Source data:
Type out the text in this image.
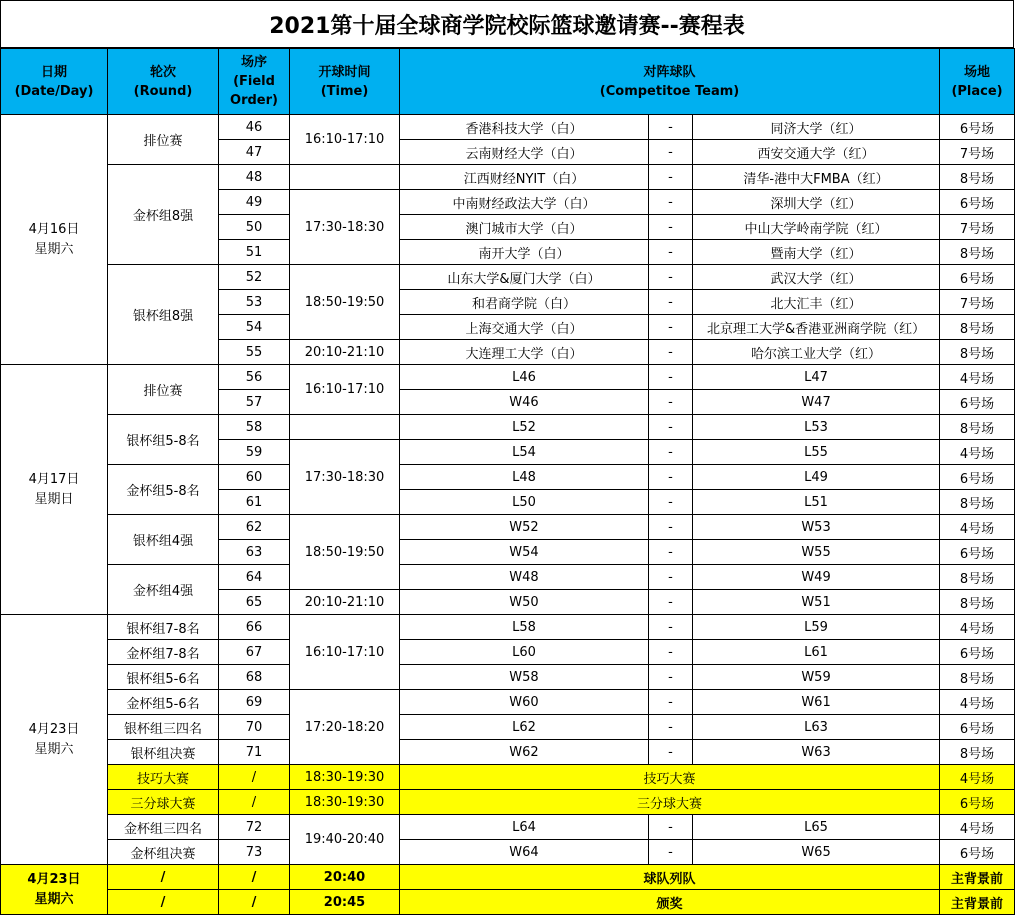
2021第十届全球商学院校际篮球邀请赛--赛程表
日期
(Date/Day)	轮次
(Round)	场序
(Field
Order)	开球时间
(Time)	对阵球队
(Competitoe Team)			场地
(Place)

4月16日
星期六	排位赛	46	16:10-17:10	香港科技大学（白）	-	同济大学（红）	6号场
		47		云南财经大学（白）	-	西安交通大学（红）	7号场
	金杯组8强	48		江西财经NYIT（白）	-	清华-港中大FMBA（红）	8号场
		49	17:30-18:30	中南财经政法大学（白）	-	深圳大学（红）	6号场
		50		澳门城市大学（白）	-	中山大学岭南学院（红）	7号场
		51		南开大学（白）	-	暨南大学（红）	8号场
	银杯组8强	52	18:50-19:50	山东大学&厦门大学（白）	-	武汉大学（红）	6号场
		53		和君商学院（白）	-	北大汇丰（红）	7号场
		54		上海交通大学（白）	-	北京理工大学&香港亚洲商学院（红）	8号场
		55	20:10-21:10	大连理工大学（白）	-	哈尔滨工业大学（红）	8号场

4月17日
星期日	排位赛	56	16:10-17:10	L46	-	L47	4号场
		57		W46	-	W47	6号场
	银杯组5-8名	58		L52	-	L53	8号场
		59	17:30-18:30	L54	-	L55	4号场
	金杯组5-8名	60		L48	-	L49	6号场
		61		L50	-	L51	8号场
	银杯组4强	62	18:50-19:50	W52	-	W53	4号场
		63		W54	-	W55	6号场
	金杯组4强	64		W48	-	W49	8号场
		65	20:10-21:10	W50	-	W51	8号场

4月23日
星期六	银杯组7-8名	66	16:10-17:10	L58	-	L59	4号场
	金杯组7-8名	67		L60	-	L61	6号场
	银杯组5-6名	68		W58	-	W59	8号场
	金杯组5-6名	69	17:20-18:20	W60	-	W61	4号场
	银杯组三四名	70		L62	-	L63	6号场
	银杯组决赛	71		W62	-	W63	8号场
	技巧大赛	/	18:30-19:30	技巧大赛			4号场
	三分球大赛	/	18:30-19:30	三分球大赛			6号场
	金杯组三四名	72	19:40-20:40	L64	-	L65	4号场
	金杯组决赛	73		W64	-	W65	6号场

4月23日
星期六	/	/	20:40	球队列队			主背景前
	/	/	20:45	颁奖			主背景前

[What you will do]
Retype the listing exactly. Pictures do not belong in the copy.

[Output of the task]
Type out the text in this image.
2021第十届全球商学院校际篮球邀请赛--赛程表
日期
(Date/Day)	轮次
(Round)	场序
(Field
Order)	开球时间
(Time)	对阵球队
(Competitoe Team)			场地
(Place)

4月16日
星期六	排位赛	46	16:10-17:10	香港科技大学（白）	-	同济大学（红）	6号场
		47		云南财经大学（白）	-	西安交通大学（红）	7号场
	金杯组8强	48		江西财经NYIT（白）	-	清华-港中大FMBA（红）	8号场
		49	17:30-18:30	中南财经政法大学（白）	-	深圳大学（红）	6号场
		50		澳门城市大学（白）	-	中山大学岭南学院（红）	7号场
		51		南开大学（白）	-	暨南大学（红）	8号场
	银杯组8强	52	18:50-19:50	山东大学&厦门大学（白）	-	武汉大学（红）	6号场
		53		和君商学院（白）	-	北大汇丰（红）	7号场
		54		上海交通大学（白）	-	北京理工大学&香港亚洲商学院（红）	8号场
		55	20:10-21:10	大连理工大学（白）	-	哈尔滨工业大学（红）	8号场

4月17日
星期日	排位赛	56	16:10-17:10	L46	-	L47	4号场
		57		W46	-	W47	6号场
	银杯组5-8名	58		L52	-	L53	8号场
		59	17:30-18:30	L54	-	L55	4号场
	金杯组5-8名	60		L48	-	L49	6号场
		61		L50	-	L51	8号场
	银杯组4强	62	18:50-19:50	W52	-	W53	4号场
		63		W54	-	W55	6号场
	金杯组4强	64		W48	-	W49	8号场
		65	20:10-21:10	W50	-	W51	8号场

4月23日
星期六	银杯组7-8名	66	16:10-17:10	L58	-	L59	4号场
	金杯组7-8名	67		L60	-	L61	6号场
	银杯组5-6名	68		W58	-	W59	8号场
	金杯组5-6名	69	17:20-18:20	W60	-	W61	4号场
	银杯组三四名	70		L62	-	L63	6号场
	银杯组决赛	71		W62	-	W63	8号场
	技巧大赛	/	18:30-19:30	技巧大赛			4号场
	三分球大赛	/	18:30-19:30	三分球大赛			6号场
	金杯组三四名	72	19:40-20:40	L64	-	L65	4号场
	金杯组决赛	73		W64	-	W65	6号场

4月23日
星期六	/	/	20:40	球队列队			主背景前
	/	/	20:45	颁奖			主背景前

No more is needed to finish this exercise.